Reproduce the records below in their entirety, character for character.

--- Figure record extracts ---
──────
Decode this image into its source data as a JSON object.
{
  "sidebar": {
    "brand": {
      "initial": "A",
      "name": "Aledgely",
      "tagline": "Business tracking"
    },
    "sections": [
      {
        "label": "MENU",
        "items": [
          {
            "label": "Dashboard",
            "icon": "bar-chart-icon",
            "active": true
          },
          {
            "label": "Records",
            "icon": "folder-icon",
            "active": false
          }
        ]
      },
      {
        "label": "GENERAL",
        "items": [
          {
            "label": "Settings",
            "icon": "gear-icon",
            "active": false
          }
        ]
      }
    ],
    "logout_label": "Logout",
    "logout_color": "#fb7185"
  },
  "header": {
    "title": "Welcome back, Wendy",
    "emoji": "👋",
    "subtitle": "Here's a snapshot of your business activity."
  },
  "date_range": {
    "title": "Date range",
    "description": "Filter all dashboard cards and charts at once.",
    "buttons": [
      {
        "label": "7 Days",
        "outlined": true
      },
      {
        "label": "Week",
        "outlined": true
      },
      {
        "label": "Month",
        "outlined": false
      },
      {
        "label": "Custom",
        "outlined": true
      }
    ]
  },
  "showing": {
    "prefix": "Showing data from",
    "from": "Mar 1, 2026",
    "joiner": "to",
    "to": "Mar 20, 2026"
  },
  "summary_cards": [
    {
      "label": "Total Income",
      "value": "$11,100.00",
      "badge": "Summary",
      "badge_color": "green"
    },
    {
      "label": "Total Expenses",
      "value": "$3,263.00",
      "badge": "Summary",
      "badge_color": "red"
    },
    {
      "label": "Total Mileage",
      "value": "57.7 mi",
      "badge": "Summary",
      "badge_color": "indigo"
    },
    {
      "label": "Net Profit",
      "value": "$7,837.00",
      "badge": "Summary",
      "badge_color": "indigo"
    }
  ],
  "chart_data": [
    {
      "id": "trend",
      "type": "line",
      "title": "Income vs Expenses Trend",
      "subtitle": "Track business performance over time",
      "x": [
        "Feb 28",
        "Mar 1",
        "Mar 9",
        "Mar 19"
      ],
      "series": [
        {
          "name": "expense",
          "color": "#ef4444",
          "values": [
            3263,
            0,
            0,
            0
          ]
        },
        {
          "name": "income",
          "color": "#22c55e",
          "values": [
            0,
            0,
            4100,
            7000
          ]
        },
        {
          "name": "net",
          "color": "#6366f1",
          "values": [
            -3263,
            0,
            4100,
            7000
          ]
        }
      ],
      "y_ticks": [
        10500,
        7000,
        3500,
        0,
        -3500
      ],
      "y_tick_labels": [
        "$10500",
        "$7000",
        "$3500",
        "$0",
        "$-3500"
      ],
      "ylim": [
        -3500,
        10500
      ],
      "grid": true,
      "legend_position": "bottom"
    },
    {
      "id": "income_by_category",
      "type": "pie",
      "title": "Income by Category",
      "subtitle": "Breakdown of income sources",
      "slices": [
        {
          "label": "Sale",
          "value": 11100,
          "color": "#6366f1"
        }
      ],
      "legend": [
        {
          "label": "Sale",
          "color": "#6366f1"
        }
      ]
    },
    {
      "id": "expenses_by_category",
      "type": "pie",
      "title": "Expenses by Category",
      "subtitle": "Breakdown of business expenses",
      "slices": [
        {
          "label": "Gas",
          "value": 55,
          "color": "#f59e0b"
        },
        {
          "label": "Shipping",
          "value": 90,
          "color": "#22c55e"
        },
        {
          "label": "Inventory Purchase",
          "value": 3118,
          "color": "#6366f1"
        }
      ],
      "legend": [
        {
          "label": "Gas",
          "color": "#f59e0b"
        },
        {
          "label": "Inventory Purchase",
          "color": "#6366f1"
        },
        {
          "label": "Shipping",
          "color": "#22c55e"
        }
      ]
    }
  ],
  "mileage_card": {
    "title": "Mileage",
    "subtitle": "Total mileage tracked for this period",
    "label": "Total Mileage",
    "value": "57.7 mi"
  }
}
──────
--- Response to this task ---
Decode this image into its source data as a JSON object.
{
  "sidebar": {
    "brand": {
      "initial": "A",
      "name": "Aledgely",
      "tagline": "Business tracking"
    },
    "sections": [
      {
        "label": "MENU",
        "items": [
          {
            "label": "Dashboard",
            "icon": "bar-chart-icon",
            "active": true
          },
          {
            "label": "Records",
            "icon": "folder-icon",
            "active": false
          }
        ]
      },
      {
        "label": "GENERAL",
        "items": [
          {
            "label": "Settings",
            "icon": "gear-icon",
            "active": false
          }
        ]
      }
    ],
    "logout_label": "Logout",
    "logout_color": "#fb7185"
  },
  "header": {
    "title": "Welcome back, Wendy",
    "emoji": "👋",
    "subtitle": "Here's a snapshot of your business activity."
  },
  "date_range": {
    "title": "Date range",
    "description": "Filter all dashboard cards and charts at once.",
    "buttons": [
      {
        "label": "7 Days",
        "outlined": true
      },
      {
        "label": "Week",
        "outlined": true
      },
      {
        "label": "Month",
        "outlined": false
      },
      {
        "label": "Custom",
        "outlined": true
      }
    ]
  },
  "showing": {
    "prefix": "Showing data from",
    "from": "Mar 1, 2026",
    "joiner": "to",
    "to": "Mar 20, 2026"
  },
  "summary_cards": [
    {
      "label": "Total Income",
      "value": "$11,100.00",
      "badge": "Summary",
      "badge_color": "green"
    },
    {
      "label": "Total Expenses",
      "value": "$3,263.00",
      "badge": "Summary",
      "badge_color": "red"
    },
    {
      "label": "Total Mileage",
      "value": "57.7 mi",
      "badge": "Summary",
      "badge_color": "indigo"
    },
    {
      "label": "Net Profit",
      "value": "$7,837.00",
      "badge": "Summary",
      "badge_color": "indigo"
    }
  ],
  "chart_data": [
    {
      "id": "trend",
      "type": "line",
      "title": "Income vs Expenses Trend",
      "subtitle": "Track business performance over time",
      "x": [
        "Feb 28",
        "Mar 1",
        "Mar 9",
        "Mar 19"
      ],
      "series": [
        {
          "name": "expense",
          "color": "#ef4444",
          "values": [
            3263,
            0,
            0,
            0
          ]
        },
        {
          "name": "income",
          "color": "#22c55e",
          "values": [
            0,
            0,
            4100,
            7000
          ]
        },
        {
          "name": "net",
          "color": "#6366f1",
          "values": [
            -3263,
            0,
            4100,
            7000
          ]
        }
      ],
      "y_ticks": [
        10500,
        7000,
        3500,
        0,
        -3500
      ],
      "y_tick_labels": [
        "$10500",
        "$7000",
        "$3500",
        "$0",
        "$-3500"
      ],
      "ylim": [
        -3500,
        10500
      ],
      "grid": true,
      "legend_position": "bottom"
    },
    {
      "id": "income_by_category",
      "type": "pie",
      "title": "Income by Category",
      "subtitle": "Breakdown of income sources",
      "slices": [
        {
          "label": "Sale",
          "value": 11100,
          "color": "#6366f1"
        }
      ],
      "legend": [
        {
          "label": "Sale",
          "color": "#6366f1"
        }
      ]
    },
    {
      "id": "expenses_by_category",
      "type": "pie",
      "title": "Expenses by Category",
      "subtitle": "Breakdown of business expenses",
      "slices": [
        {
          "label": "Gas",
          "value": 55,
          "color": "#f59e0b"
        },
        {
          "label": "Shipping",
          "value": 90,
          "color": "#22c55e"
        },
        {
          "label": "Inventory Purchase",
          "value": 3118,
          "color": "#6366f1"
        }
      ],
      "legend": [
        {
          "label": "Gas",
          "color": "#f59e0b"
        },
        {
          "label": "Inventory Purchase",
          "color": "#6366f1"
        },
        {
          "label": "Shipping",
          "color": "#22c55e"
        }
      ]
    }
  ],
  "mileage_card": {
    "title": "Mileage",
    "subtitle": "Total mileage tracked for this period",
    "label": "Total Mileage",
    "value": "57.7 mi"
  }
}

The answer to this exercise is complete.